Segment Start: The data

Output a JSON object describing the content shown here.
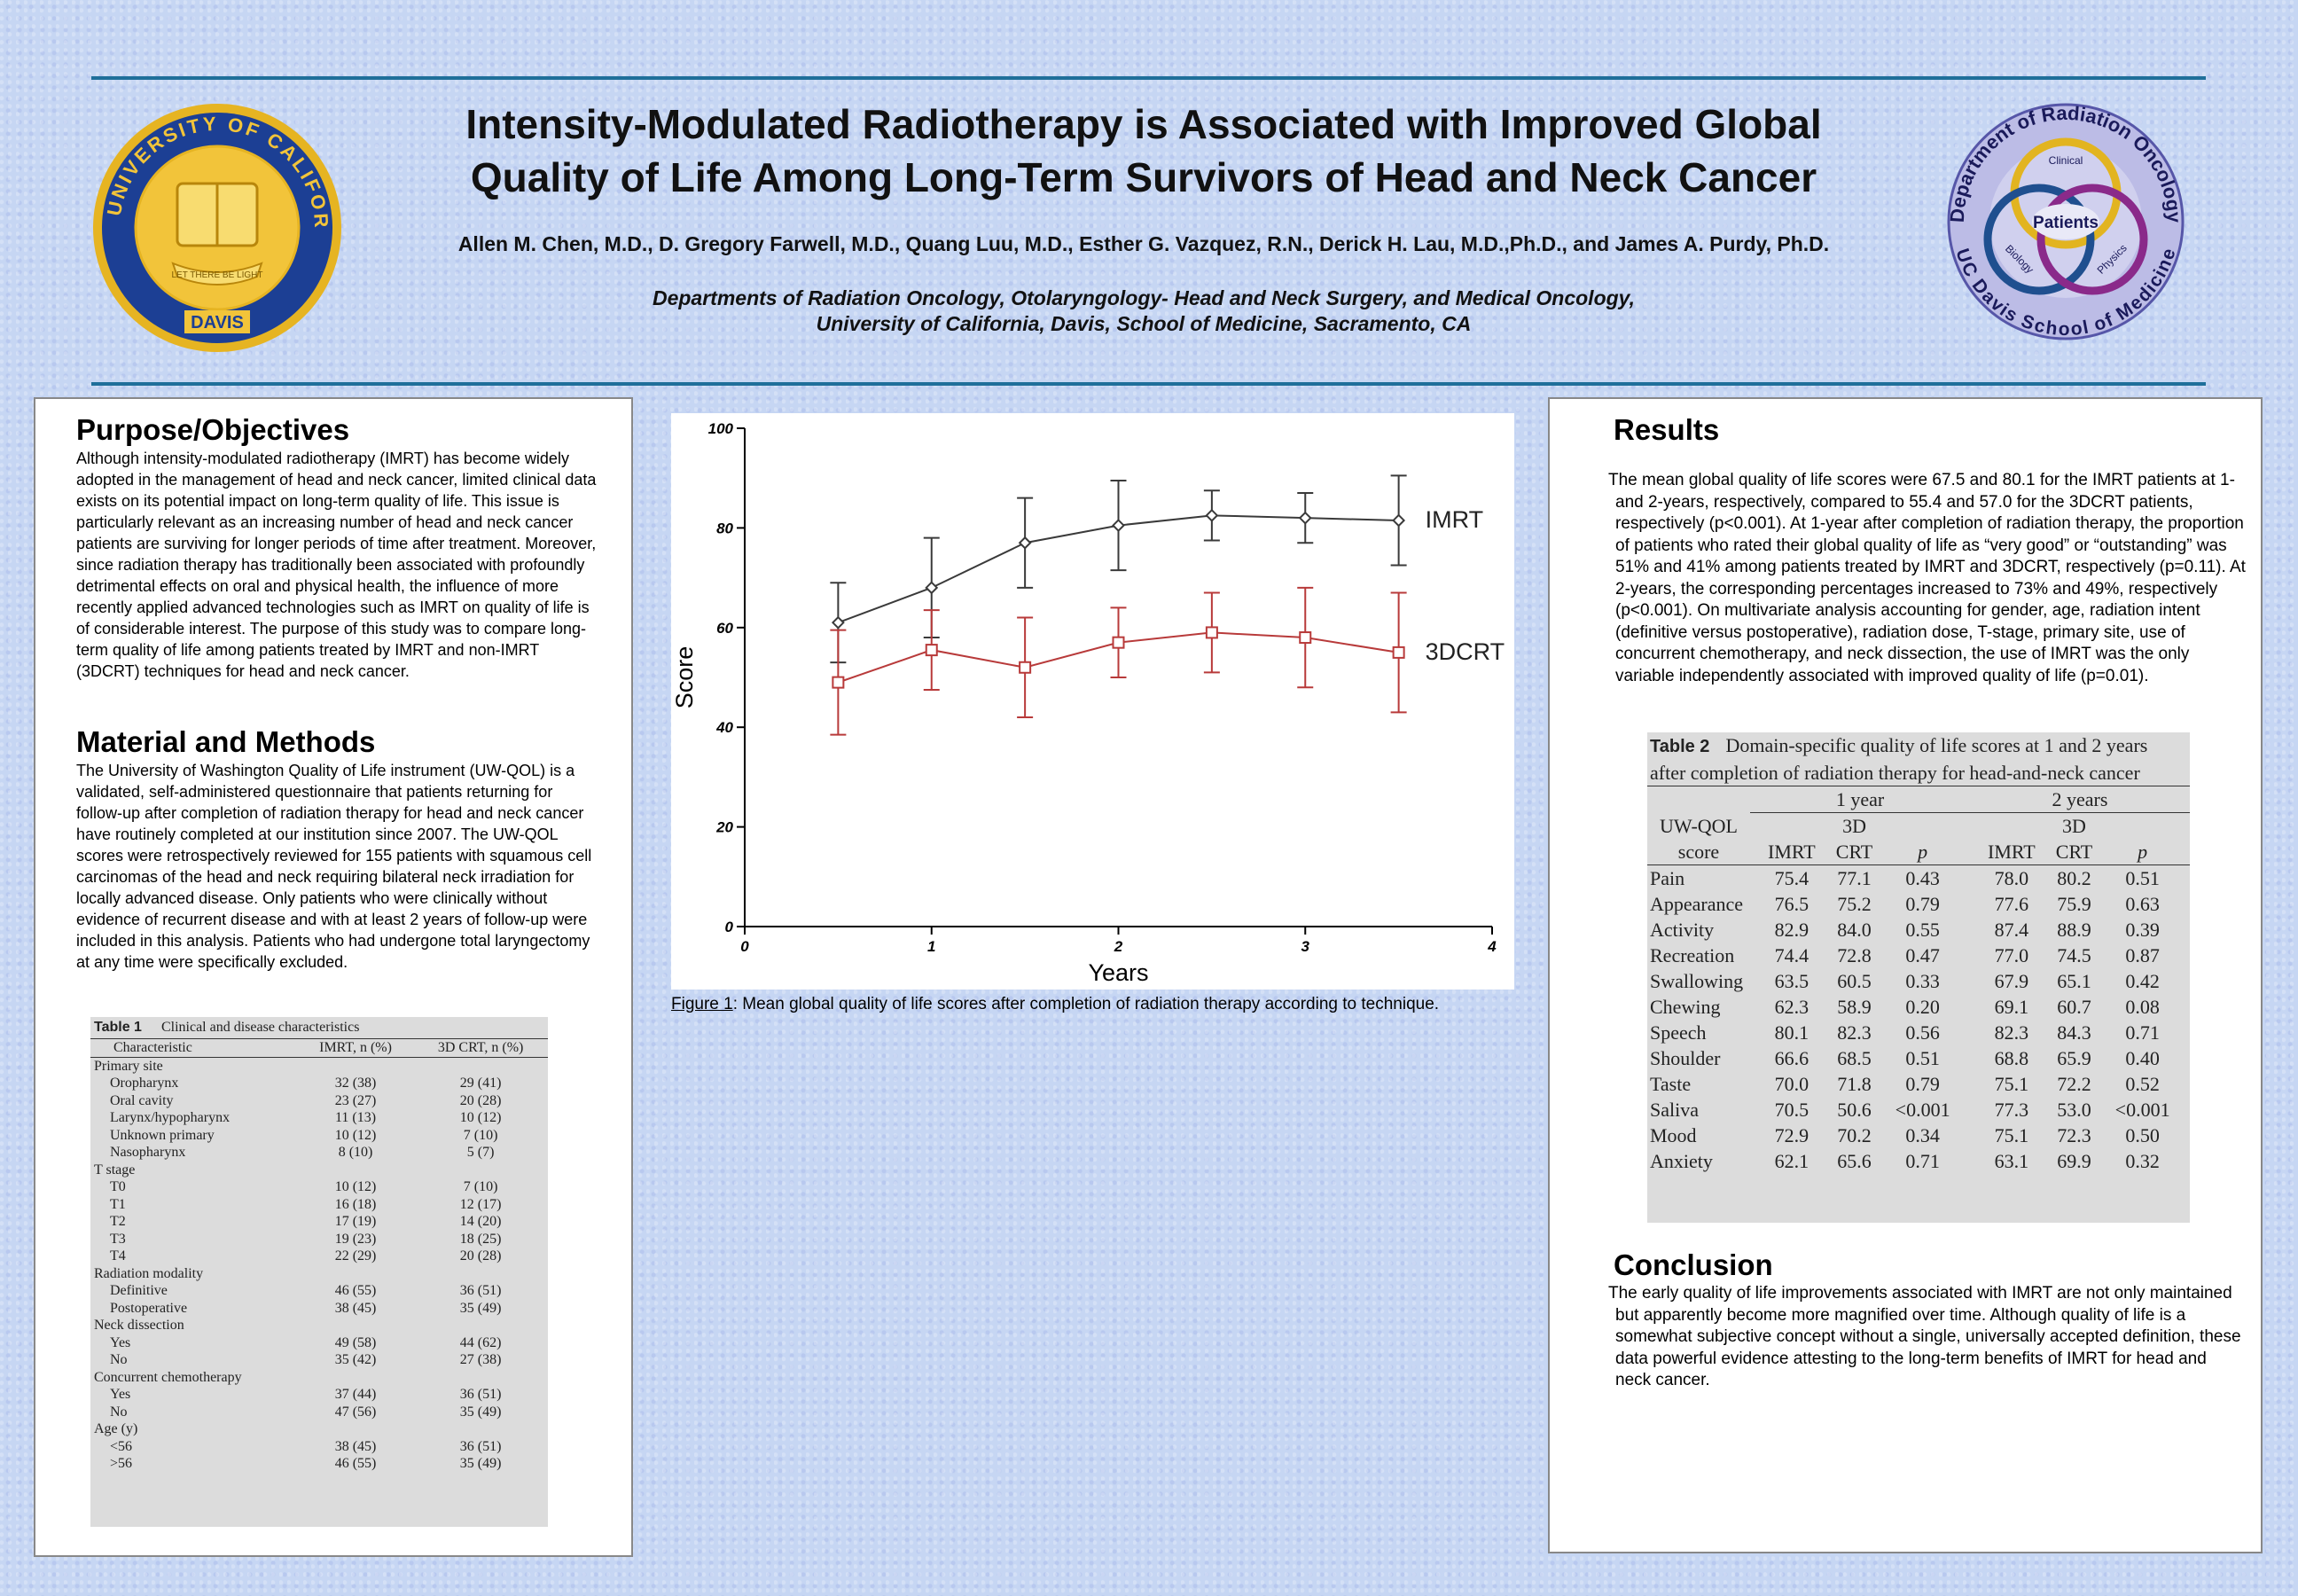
{
  "header": {
    "title": [
      "Intensity-Modulated Radiotherapy is Associated with Improved Global",
      "Quality of Life Among Long-Term Survivors of Head and Neck Cancer"
    ],
    "authors": "Allen M. Chen,  M.D., D. Gregory Farwell, M.D., Quang Luu, M.D., Esther G. Vazquez, R.N., Derick H. Lau, M.D.,Ph.D., and James A. Purdy, Ph.D.",
    "affiliation": [
      "Departments of Radiation Oncology, Otolaryngology- Head and Neck Surgery, and Medical Oncology,",
      "University of California, Davis, School of Medicine, Sacramento, CA"
    ]
  },
  "logos": {
    "seal": {
      "ring": "THE UNIVERSITY OF CALIFORNIA",
      "bottom": "DAVIS",
      "motto": "LET THERE BE LIGHT"
    },
    "department": {
      "top": "Department of Radiation Oncology",
      "bottom": "UC Davis School of Medicine",
      "center": "Patients",
      "rings": [
        "Clinical",
        "Biology",
        "Physics"
      ]
    }
  },
  "purpose": {
    "heading": "Purpose/Objectives",
    "text": "Although intensity-modulated radiotherapy (IMRT) has become widely adopted in the management of head and neck cancer, limited clinical data exists on its potential impact on long-term quality of life.  This issue is particularly relevant as an increasing number of head and neck cancer patients are surviving for longer periods of time after treatment. Moreover, since radiation therapy has traditionally been associated with profoundly detrimental effects on oral and physical health, the influence of more recently applied advanced technologies such as IMRT on quality of life is of considerable interest.  The purpose of this study was to compare long-term quality of life among patients treated by IMRT and non-IMRT (3DCRT) techniques for head and neck cancer."
  },
  "methods": {
    "heading": "Material and Methods",
    "text": "The University of Washington Quality of Life instrument (UW-QOL) is a validated, self-administered questionnaire that patients returning for follow-up after completion of radiation therapy for head and neck cancer have routinely completed at our institution since 2007.  The UW-QOL scores were retrospectively reviewed for 155 patients with squamous cell carcinomas of the head and neck requiring bilateral neck irradiation for locally advanced disease.  Only patients who were clinically without evidence of recurrent disease and with at least 2 years of follow-up were included in this analysis.  Patients who had undergone total laryngectomy at any time were specifically excluded."
  },
  "table1": {
    "label": "Table 1",
    "title": "Clinical and disease characteristics",
    "columns": [
      "Characteristic",
      "IMRT, n (%)",
      "3D CRT, n (%)"
    ],
    "rows": [
      [
        "Primary site"
      ],
      [
        "Oropharynx",
        "32 (38)",
        "29 (41)"
      ],
      [
        "Oral cavity",
        "23 (27)",
        "20 (28)"
      ],
      [
        "Larynx/hypopharynx",
        "11 (13)",
        "10 (12)"
      ],
      [
        "Unknown primary",
        "10 (12)",
        "7 (10)"
      ],
      [
        "Nasopharynx",
        "8 (10)",
        "5 (7)"
      ],
      [
        "T stage"
      ],
      [
        "T0",
        "10 (12)",
        "7 (10)"
      ],
      [
        "T1",
        "16 (18)",
        "12 (17)"
      ],
      [
        "T2",
        "17 (19)",
        "14 (20)"
      ],
      [
        "T3",
        "19 (23)",
        "18 (25)"
      ],
      [
        "T4",
        "22 (29)",
        "20 (28)"
      ],
      [
        "Radiation modality"
      ],
      [
        "Definitive",
        "46 (55)",
        "36 (51)"
      ],
      [
        "Postoperative",
        "38 (45)",
        "35 (49)"
      ],
      [
        "Neck dissection"
      ],
      [
        "Yes",
        "49 (58)",
        "44 (62)"
      ],
      [
        "No",
        "35 (42)",
        "27 (38)"
      ],
      [
        "Concurrent chemotherapy"
      ],
      [
        "Yes",
        "37 (44)",
        "36 (51)"
      ],
      [
        "No",
        "47 (56)",
        "35 (49)"
      ],
      [
        "Age (y)"
      ],
      [
        "<56",
        "38 (45)",
        "36 (51)"
      ],
      [
        ">56",
        "46 (55)",
        "35 (49)"
      ]
    ]
  },
  "chart_data": {
    "type": "line",
    "x_label": "Years",
    "y_label": "Score",
    "x": [
      0.5,
      1,
      1.5,
      2,
      2.5,
      3,
      3.5
    ],
    "series": [
      {
        "name": "IMRT",
        "color": "#3a3a3a",
        "marker": "diamond",
        "values": [
          61,
          68,
          77,
          80.5,
          82.5,
          82,
          81.5
        ],
        "errors": [
          8,
          10,
          9,
          9,
          5,
          5,
          9
        ]
      },
      {
        "name": "3DCRT",
        "color": "#b83a3a",
        "marker": "square",
        "values": [
          49,
          55.5,
          52,
          57,
          59,
          58,
          55
        ],
        "errors": [
          10.5,
          8,
          10,
          7,
          8,
          10,
          12
        ]
      }
    ],
    "xlim": [
      0,
      4
    ],
    "xticks": [
      0,
      1,
      2,
      3,
      4
    ],
    "ylim": [
      0,
      100
    ],
    "yticks": [
      0,
      20,
      40,
      60,
      80,
      100
    ]
  },
  "figure": {
    "label": "Figure 1",
    "caption": ":  Mean global quality of life scores after completion of radiation therapy according to technique."
  },
  "results": {
    "heading": "Results",
    "text": "The mean global quality of life scores were 67.5 and 80.1 for the IMRT patients at 1- and 2-years, respectively, compared to 55.4 and 57.0 for the 3DCRT patients, respectively (p<0.001).  At 1-year after completion of radiation therapy, the proportion of patients who rated their global quality of life as “very good” or “outstanding” was 51% and 41% among patients treated by IMRT and 3DCRT, respectively (p=0.11).  At 2-years, the corresponding percentages increased to 73% and 49%, respectively (p<0.001).  On multivariate analysis accounting for gender, age, radiation intent (definitive versus postoperative), radiation dose, T-stage, primary site, use of concurrent chemotherapy, and neck dissection, the use of IMRT was the only variable independently associated with improved quality of life (p=0.01)."
  },
  "table2": {
    "label": "Table 2",
    "title": "Domain-specific quality of life scores at 1 and 2 years after completion of radiation therapy for head-and-neck cancer",
    "groups": [
      "1 year",
      "2 years"
    ],
    "columns": [
      "UW-QOL score",
      "IMRT",
      "3D CRT",
      "p",
      "IMRT",
      "3D CRT",
      "p"
    ],
    "rows": [
      [
        "Pain",
        "75.4",
        "77.1",
        "0.43",
        "78.0",
        "80.2",
        "0.51"
      ],
      [
        "Appearance",
        "76.5",
        "75.2",
        "0.79",
        "77.6",
        "75.9",
        "0.63"
      ],
      [
        "Activity",
        "82.9",
        "84.0",
        "0.55",
        "87.4",
        "88.9",
        "0.39"
      ],
      [
        "Recreation",
        "74.4",
        "72.8",
        "0.47",
        "77.0",
        "74.5",
        "0.87"
      ],
      [
        "Swallowing",
        "63.5",
        "60.5",
        "0.33",
        "67.9",
        "65.1",
        "0.42"
      ],
      [
        "Chewing",
        "62.3",
        "58.9",
        "0.20",
        "69.1",
        "60.7",
        "0.08"
      ],
      [
        "Speech",
        "80.1",
        "82.3",
        "0.56",
        "82.3",
        "84.3",
        "0.71"
      ],
      [
        "Shoulder",
        "66.6",
        "68.5",
        "0.51",
        "68.8",
        "65.9",
        "0.40"
      ],
      [
        "Taste",
        "70.0",
        "71.8",
        "0.79",
        "75.1",
        "72.2",
        "0.52"
      ],
      [
        "Saliva",
        "70.5",
        "50.6",
        "<0.001",
        "77.3",
        "53.0",
        "<0.001"
      ],
      [
        "Mood",
        "72.9",
        "70.2",
        "0.34",
        "75.1",
        "72.3",
        "0.50"
      ],
      [
        "Anxiety",
        "62.1",
        "65.6",
        "0.71",
        "63.1",
        "69.9",
        "0.32"
      ]
    ]
  },
  "conclusion": {
    "heading": "Conclusion",
    "text": "The early quality of life improvements associated with IMRT are not only maintained but apparently become more magnified over time.  Although quality of life is a somewhat subjective concept without a single, universally accepted definition, these data powerful evidence attesting to the long-term benefits of IMRT for head and neck cancer."
  }
}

Segment End: The data

● **Your goal**
Your answer must be one number: how many lines of the entries hold the string "advanced".

● **Completed task**
2